**Data extract**
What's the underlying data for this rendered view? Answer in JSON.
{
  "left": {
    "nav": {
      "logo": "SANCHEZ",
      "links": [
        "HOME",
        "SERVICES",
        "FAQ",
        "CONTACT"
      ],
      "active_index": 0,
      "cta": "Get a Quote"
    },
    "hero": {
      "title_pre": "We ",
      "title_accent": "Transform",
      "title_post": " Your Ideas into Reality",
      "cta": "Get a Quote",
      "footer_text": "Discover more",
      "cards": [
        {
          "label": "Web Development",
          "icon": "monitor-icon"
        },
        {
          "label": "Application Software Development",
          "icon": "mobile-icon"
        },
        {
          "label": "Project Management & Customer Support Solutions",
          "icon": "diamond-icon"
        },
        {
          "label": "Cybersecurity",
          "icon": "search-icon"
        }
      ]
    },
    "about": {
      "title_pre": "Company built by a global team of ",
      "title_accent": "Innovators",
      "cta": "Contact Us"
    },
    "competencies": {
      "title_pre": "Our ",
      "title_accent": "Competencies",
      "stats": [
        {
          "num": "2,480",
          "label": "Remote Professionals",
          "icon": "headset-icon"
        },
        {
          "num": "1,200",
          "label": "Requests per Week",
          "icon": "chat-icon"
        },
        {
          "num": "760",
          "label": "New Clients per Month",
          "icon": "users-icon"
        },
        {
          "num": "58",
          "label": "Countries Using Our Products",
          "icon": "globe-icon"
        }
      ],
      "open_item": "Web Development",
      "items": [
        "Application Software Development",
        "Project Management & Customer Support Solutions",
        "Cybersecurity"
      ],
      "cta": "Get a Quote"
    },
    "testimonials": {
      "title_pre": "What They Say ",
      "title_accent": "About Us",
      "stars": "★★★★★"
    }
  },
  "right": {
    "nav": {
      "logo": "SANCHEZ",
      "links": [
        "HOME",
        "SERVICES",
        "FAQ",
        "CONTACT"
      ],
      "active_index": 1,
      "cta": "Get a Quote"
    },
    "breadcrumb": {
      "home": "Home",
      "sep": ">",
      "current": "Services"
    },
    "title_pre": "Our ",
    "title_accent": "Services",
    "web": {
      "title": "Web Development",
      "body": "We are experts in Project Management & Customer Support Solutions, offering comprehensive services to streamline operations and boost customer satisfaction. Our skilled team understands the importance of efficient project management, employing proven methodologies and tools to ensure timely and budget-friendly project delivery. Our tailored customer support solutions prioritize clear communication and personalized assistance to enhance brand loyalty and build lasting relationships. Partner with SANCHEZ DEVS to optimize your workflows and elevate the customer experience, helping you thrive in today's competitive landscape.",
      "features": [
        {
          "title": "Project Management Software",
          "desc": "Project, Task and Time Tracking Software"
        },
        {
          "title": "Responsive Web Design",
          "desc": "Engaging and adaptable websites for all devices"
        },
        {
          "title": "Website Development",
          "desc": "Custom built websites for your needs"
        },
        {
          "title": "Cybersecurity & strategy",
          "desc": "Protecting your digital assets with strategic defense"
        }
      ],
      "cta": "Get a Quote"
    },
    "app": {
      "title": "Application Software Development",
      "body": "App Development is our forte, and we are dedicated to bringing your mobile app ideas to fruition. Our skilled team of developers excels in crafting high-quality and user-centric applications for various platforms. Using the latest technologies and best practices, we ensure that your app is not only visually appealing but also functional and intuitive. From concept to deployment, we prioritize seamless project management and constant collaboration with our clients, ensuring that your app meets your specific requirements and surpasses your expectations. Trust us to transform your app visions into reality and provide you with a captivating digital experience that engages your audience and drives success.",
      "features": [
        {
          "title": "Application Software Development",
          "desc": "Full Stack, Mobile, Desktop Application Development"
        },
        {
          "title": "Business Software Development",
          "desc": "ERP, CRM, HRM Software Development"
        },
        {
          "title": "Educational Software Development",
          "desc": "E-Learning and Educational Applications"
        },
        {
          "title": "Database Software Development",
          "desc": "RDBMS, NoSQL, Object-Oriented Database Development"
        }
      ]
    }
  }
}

**What is needed**
Extract the full listing above without alteration.

**Solution to this problem**
What's the underlying data for this rendered view? Answer in JSON.
{
  "left": {
    "nav": {
      "logo": "SANCHEZ",
      "links": [
        "HOME",
        "SERVICES",
        "FAQ",
        "CONTACT"
      ],
      "active_index": 0,
      "cta": "Get a Quote"
    },
    "hero": {
      "title_pre": "We ",
      "title_accent": "Transform",
      "title_post": " Your Ideas into Reality",
      "cta": "Get a Quote",
      "footer_text": "Discover more",
      "cards": [
        {
          "label": "Web Development",
          "icon": "monitor-icon"
        },
        {
          "label": "Application Software Development",
          "icon": "mobile-icon"
        },
        {
          "label": "Project Management & Customer Support Solutions",
          "icon": "diamond-icon"
        },
        {
          "label": "Cybersecurity",
          "icon": "search-icon"
        }
      ]
    },
    "about": {
      "title_pre": "Company built by a global team of ",
      "title_accent": "Innovators",
      "cta": "Contact Us"
    },
    "competencies": {
      "title_pre": "Our ",
      "title_accent": "Competencies",
      "stats": [
        {
          "num": "2,480",
          "label": "Remote Professionals",
          "icon": "headset-icon"
        },
        {
          "num": "1,200",
          "label": "Requests per Week",
          "icon": "chat-icon"
        },
        {
          "num": "760",
          "label": "New Clients per Month",
          "icon": "users-icon"
        },
        {
          "num": "58",
          "label": "Countries Using Our Products",
          "icon": "globe-icon"
        }
      ],
      "open_item": "Web Development",
      "items": [
        "Application Software Development",
        "Project Management & Customer Support Solutions",
        "Cybersecurity"
      ],
      "cta": "Get a Quote"
    },
    "testimonials": {
      "title_pre": "What They Say ",
      "title_accent": "About Us",
      "stars": "★★★★★"
    }
  },
  "right": {
    "nav": {
      "logo": "SANCHEZ",
      "links": [
        "HOME",
        "SERVICES",
        "FAQ",
        "CONTACT"
      ],
      "active_index": 1,
      "cta": "Get a Quote"
    },
    "breadcrumb": {
      "home": "Home",
      "sep": ">",
      "current": "Services"
    },
    "title_pre": "Our ",
    "title_accent": "Services",
    "web": {
      "title": "Web Development",
      "body": "We are experts in Project Management & Customer Support Solutions, offering comprehensive services to streamline operations and boost customer satisfaction. Our skilled team understands the importance of efficient project management, employing proven methodologies and tools to ensure timely and budget-friendly project delivery. Our tailored customer support solutions prioritize clear communication and personalized assistance to enhance brand loyalty and build lasting relationships. Partner with SANCHEZ DEVS to optimize your workflows and elevate the customer experience, helping you thrive in today's competitive landscape.",
      "features": [
        {
          "title": "Project Management Software",
          "desc": "Project, Task and Time Tracking Software"
        },
        {
          "title": "Responsive Web Design",
          "desc": "Engaging and adaptable websites for all devices"
        },
        {
          "title": "Website Development",
          "desc": "Custom built websites for your needs"
        },
        {
          "title": "Cybersecurity & strategy",
          "desc": "Protecting your digital assets with strategic defense"
        }
      ],
      "cta": "Get a Quote"
    },
    "app": {
      "title": "Application Software Development",
      "body": "App Development is our forte, and we are dedicated to bringing your mobile app ideas to fruition. Our skilled team of developers excels in crafting high-quality and user-centric applications for various platforms. Using the latest technologies and best practices, we ensure that your app is not only visually appealing but also functional and intuitive. From concept to deployment, we prioritize seamless project management and constant collaboration with our clients, ensuring that your app meets your specific requirements and surpasses your expectations. Trust us to transform your app visions into reality and provide you with a captivating digital experience that engages your audience and drives success.",
      "features": [
        {
          "title": "Application Software Development",
          "desc": "Full Stack, Mobile, Desktop Application Development"
        },
        {
          "title": "Business Software Development",
          "desc": "ERP, CRM, HRM Software Development"
        },
        {
          "title": "Educational Software Development",
          "desc": "E-Learning and Educational Applications"
        },
        {
          "title": "Database Software Development",
          "desc": "RDBMS, NoSQL, Object-Oriented Database Development"
        }
      ]
    }
  }
}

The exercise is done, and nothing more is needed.